### Given instruction
Update the records below by changing every "observations" to "measurements" and keeping everything else the same. Leave the pictures out of your answer.

### Task input
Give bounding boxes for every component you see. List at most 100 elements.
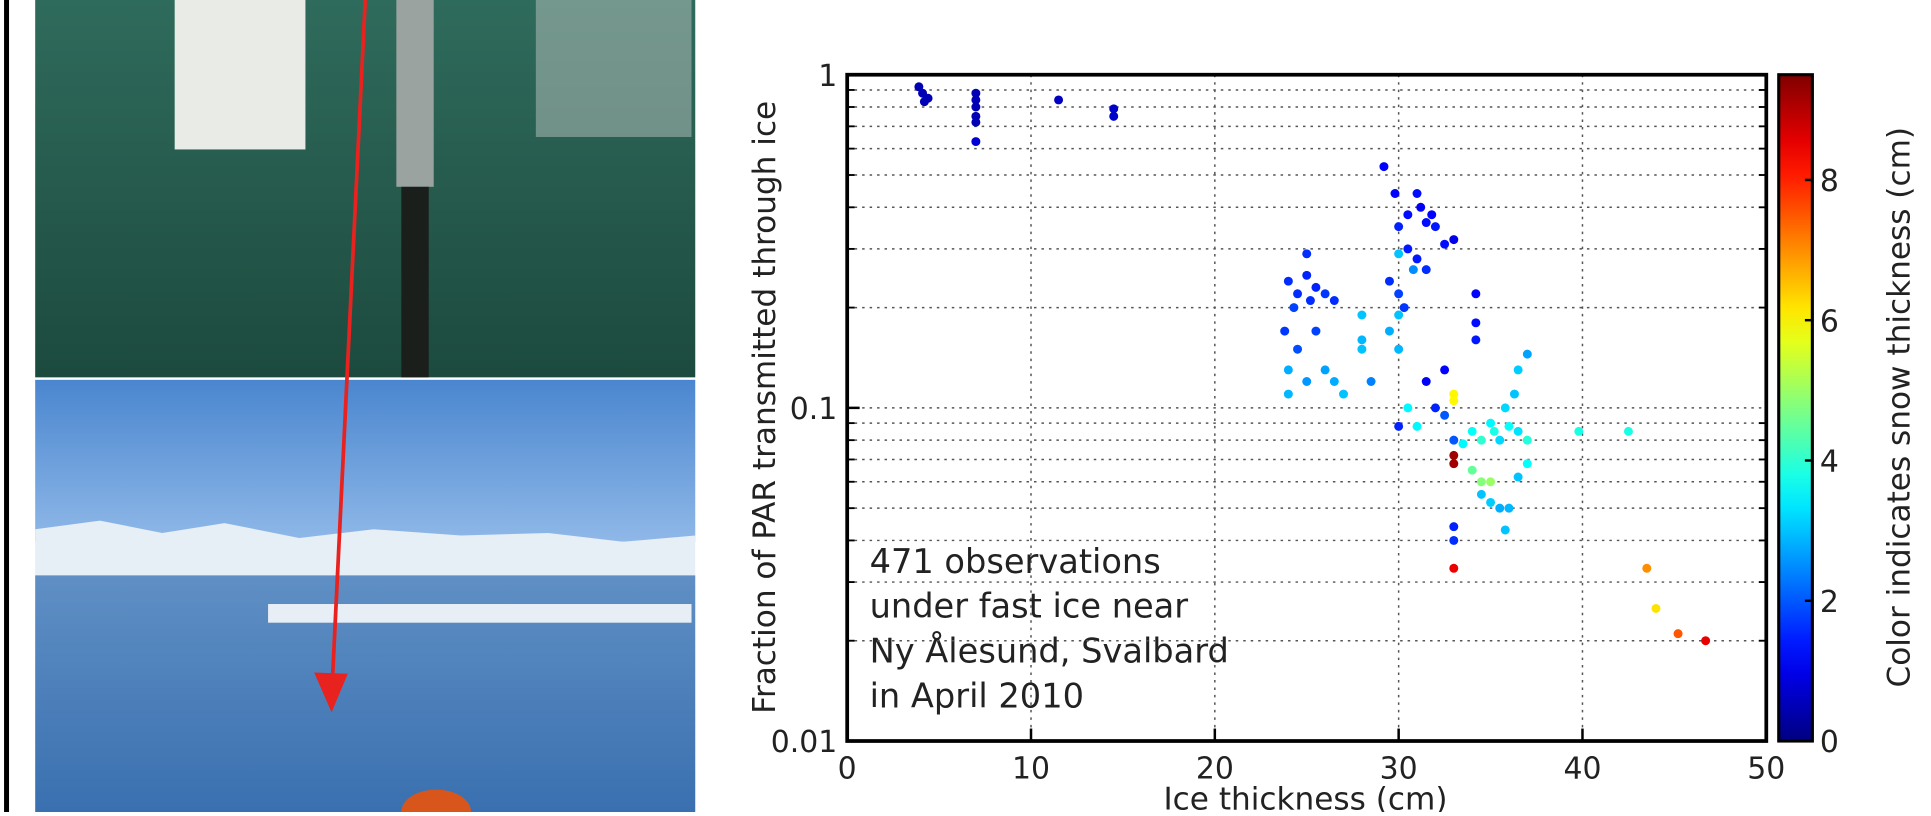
point <box>1449 235 1459 245</box>
point <box>1394 222 1404 232</box>
y-axis-label: Fraction of PAR transmitted through ice <box>747 101 783 714</box>
point <box>1486 418 1496 428</box>
point <box>1449 389 1459 399</box>
point <box>1357 310 1367 320</box>
photo-mountains <box>35 520 696 580</box>
point <box>1476 435 1486 445</box>
photo-frame <box>535 0 692 137</box>
point <box>1449 435 1459 445</box>
point <box>1421 377 1431 386</box>
point <box>1403 210 1413 220</box>
photo-sensor <box>396 0 434 187</box>
point <box>1357 344 1367 354</box>
point <box>971 88 981 98</box>
photo-cable <box>401 186 429 378</box>
point <box>1293 289 1303 299</box>
point <box>1394 310 1404 320</box>
arrow-line <box>329 0 368 698</box>
point <box>1421 265 1431 275</box>
point <box>1427 210 1437 220</box>
point <box>1289 303 1299 313</box>
point <box>1329 296 1339 306</box>
point <box>1440 365 1450 375</box>
annotation-line: in April 2010 <box>870 676 1084 715</box>
point <box>1449 459 1459 469</box>
point <box>1513 426 1523 436</box>
point <box>1476 477 1486 487</box>
point <box>1109 111 1119 121</box>
point <box>1320 289 1330 299</box>
x-tick-label: 10 <box>1012 751 1050 786</box>
point <box>1642 563 1652 573</box>
x-tick-label: 20 <box>1196 751 1234 786</box>
photo-buoy <box>401 789 472 816</box>
point <box>1394 249 1404 259</box>
point <box>919 97 929 107</box>
point <box>1311 326 1321 336</box>
point <box>1522 435 1532 445</box>
colorbar-tick-label: 4 <box>1820 445 1839 480</box>
annotation-line: 471 observations <box>870 542 1161 581</box>
point <box>1504 421 1514 431</box>
y-tick-label: 0.1 <box>790 392 838 427</box>
point <box>971 95 981 105</box>
point <box>1357 335 1367 345</box>
point <box>1651 603 1661 613</box>
point <box>1283 389 1293 399</box>
colorbar-tick-label: 8 <box>1820 164 1839 199</box>
point <box>1673 629 1683 639</box>
point <box>1412 254 1422 264</box>
point <box>1522 349 1532 359</box>
photo-block <box>174 0 306 150</box>
point <box>1513 365 1523 375</box>
point <box>1449 522 1459 532</box>
point <box>1339 389 1348 399</box>
point <box>1390 189 1400 198</box>
point <box>1440 410 1450 420</box>
point <box>1495 503 1505 513</box>
colorbar-tick-label: 2 <box>1820 585 1839 620</box>
point <box>1408 265 1418 275</box>
point <box>1403 403 1413 413</box>
point <box>1701 636 1711 646</box>
point <box>1366 377 1376 386</box>
point <box>1403 244 1413 254</box>
point <box>1416 202 1426 212</box>
point <box>1500 525 1510 535</box>
point <box>1412 421 1422 431</box>
point <box>1471 335 1481 345</box>
annotation-line: under fast ice near <box>870 587 1189 626</box>
point <box>1489 426 1499 436</box>
point <box>1329 377 1339 386</box>
x-tick-label: 30 <box>1380 751 1418 786</box>
point <box>1500 403 1510 413</box>
point <box>1384 326 1394 336</box>
y-tick-label: 1 <box>818 59 837 94</box>
x-tick-label: 0 <box>838 751 857 786</box>
point <box>1430 222 1440 232</box>
point <box>1394 421 1404 431</box>
point <box>1283 365 1293 375</box>
point <box>1394 289 1404 299</box>
point <box>1449 535 1459 545</box>
annotation: 471 observations under fast ice near Ny Ål… <box>870 542 1229 716</box>
point <box>1509 389 1519 399</box>
colorbar <box>1777 73 1814 743</box>
point <box>1421 218 1431 228</box>
point <box>1440 239 1450 249</box>
y-tick-label: 0.01 <box>771 725 838 760</box>
point <box>1471 289 1481 299</box>
x-axis-label: Ice thickness (cm) <box>1164 782 1448 812</box>
x-tick-label: 40 <box>1563 751 1601 786</box>
point <box>1522 459 1532 469</box>
point <box>1574 426 1584 436</box>
colorbar-tick-label: 6 <box>1820 304 1839 339</box>
point <box>1384 276 1394 286</box>
point <box>1449 563 1459 573</box>
point <box>1486 497 1496 507</box>
point <box>1054 95 1064 105</box>
point <box>1430 403 1440 413</box>
point <box>1471 318 1481 328</box>
point <box>1311 282 1321 292</box>
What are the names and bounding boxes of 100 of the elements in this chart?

### Task solution
Give bounding boxes for every component you see. List at most 100 elements.
point <box>1449 235 1459 245</box>
point <box>1394 222 1404 232</box>
y-axis-label: Fraction of PAR transmitted through ice <box>747 101 783 714</box>
point <box>1486 418 1496 428</box>
point <box>1449 389 1459 399</box>
point <box>1357 310 1367 320</box>
photo-mountains <box>35 520 696 580</box>
point <box>1476 435 1486 445</box>
photo-frame <box>535 0 692 137</box>
point <box>1449 435 1459 445</box>
point <box>1421 377 1431 386</box>
point <box>1403 210 1413 220</box>
photo-sensor <box>396 0 434 187</box>
point <box>1357 344 1367 354</box>
point <box>971 88 981 98</box>
photo-cable <box>401 186 429 378</box>
point <box>1293 289 1303 299</box>
point <box>1394 310 1404 320</box>
arrow-line <box>329 0 368 698</box>
point <box>1421 265 1431 275</box>
point <box>1427 210 1437 220</box>
point <box>1289 303 1299 313</box>
point <box>1329 296 1339 306</box>
point <box>1440 365 1450 375</box>
annotation-line: in April 2010 <box>870 676 1084 715</box>
point <box>1449 459 1459 469</box>
point <box>1513 426 1523 436</box>
point <box>1476 477 1486 487</box>
point <box>1109 111 1119 121</box>
point <box>1320 289 1330 299</box>
x-tick-label: 10 <box>1012 751 1050 786</box>
point <box>1642 563 1652 573</box>
x-tick-label: 20 <box>1196 751 1234 786</box>
photo-buoy <box>401 789 472 816</box>
point <box>1394 249 1404 259</box>
point <box>919 97 929 107</box>
point <box>1311 326 1321 336</box>
point <box>1522 435 1532 445</box>
colorbar-tick-label: 4 <box>1820 445 1839 480</box>
annotation-line: 471 measurements <box>870 542 1161 581</box>
point <box>1504 421 1514 431</box>
y-tick-label: 0.1 <box>790 392 838 427</box>
point <box>971 95 981 105</box>
point <box>1357 335 1367 345</box>
point <box>1651 603 1661 613</box>
point <box>1283 389 1293 399</box>
colorbar-tick-label: 8 <box>1820 164 1839 199</box>
point <box>1673 629 1683 639</box>
point <box>1412 254 1422 264</box>
point <box>1522 349 1532 359</box>
photo-block <box>174 0 306 150</box>
point <box>1513 365 1523 375</box>
point <box>1449 522 1459 532</box>
point <box>1339 389 1348 399</box>
point <box>1390 189 1400 198</box>
point <box>1440 410 1450 420</box>
point <box>1495 503 1505 513</box>
colorbar-tick-label: 2 <box>1820 585 1839 620</box>
point <box>1408 265 1418 275</box>
point <box>1403 403 1413 413</box>
point <box>1701 636 1711 646</box>
point <box>1366 377 1376 386</box>
point <box>1403 244 1413 254</box>
point <box>1416 202 1426 212</box>
point <box>1500 525 1510 535</box>
point <box>1412 421 1422 431</box>
point <box>1471 335 1481 345</box>
annotation-line: under fast ice near <box>870 587 1189 626</box>
point <box>1489 426 1499 436</box>
point <box>1329 377 1339 386</box>
x-tick-label: 30 <box>1380 751 1418 786</box>
point <box>1500 403 1510 413</box>
point <box>1384 326 1394 336</box>
y-tick-label: 1 <box>818 59 837 94</box>
x-tick-label: 0 <box>838 751 857 786</box>
point <box>1430 222 1440 232</box>
point <box>1394 421 1404 431</box>
point <box>1283 365 1293 375</box>
point <box>1394 289 1404 299</box>
point <box>1449 535 1459 545</box>
annotation: 471 measurements under fast ice near Ny Ål… <box>870 542 1229 716</box>
point <box>1509 389 1519 399</box>
colorbar <box>1777 73 1814 743</box>
point <box>1421 218 1431 228</box>
point <box>1440 239 1450 249</box>
y-tick-label: 0.01 <box>771 725 838 760</box>
point <box>1471 289 1481 299</box>
x-axis-label: Ice thickness (cm) <box>1164 782 1448 812</box>
x-tick-label: 40 <box>1563 751 1601 786</box>
point <box>1522 459 1532 469</box>
point <box>1574 426 1584 436</box>
colorbar-tick-label: 6 <box>1820 304 1839 339</box>
point <box>1384 276 1394 286</box>
point <box>1449 563 1459 573</box>
point <box>1486 497 1496 507</box>
point <box>1054 95 1064 105</box>
point <box>1430 403 1440 413</box>
point <box>1471 318 1481 328</box>
point <box>1311 282 1321 292</box>
What are the names and bounding boxes of 100 of the elements in this chart?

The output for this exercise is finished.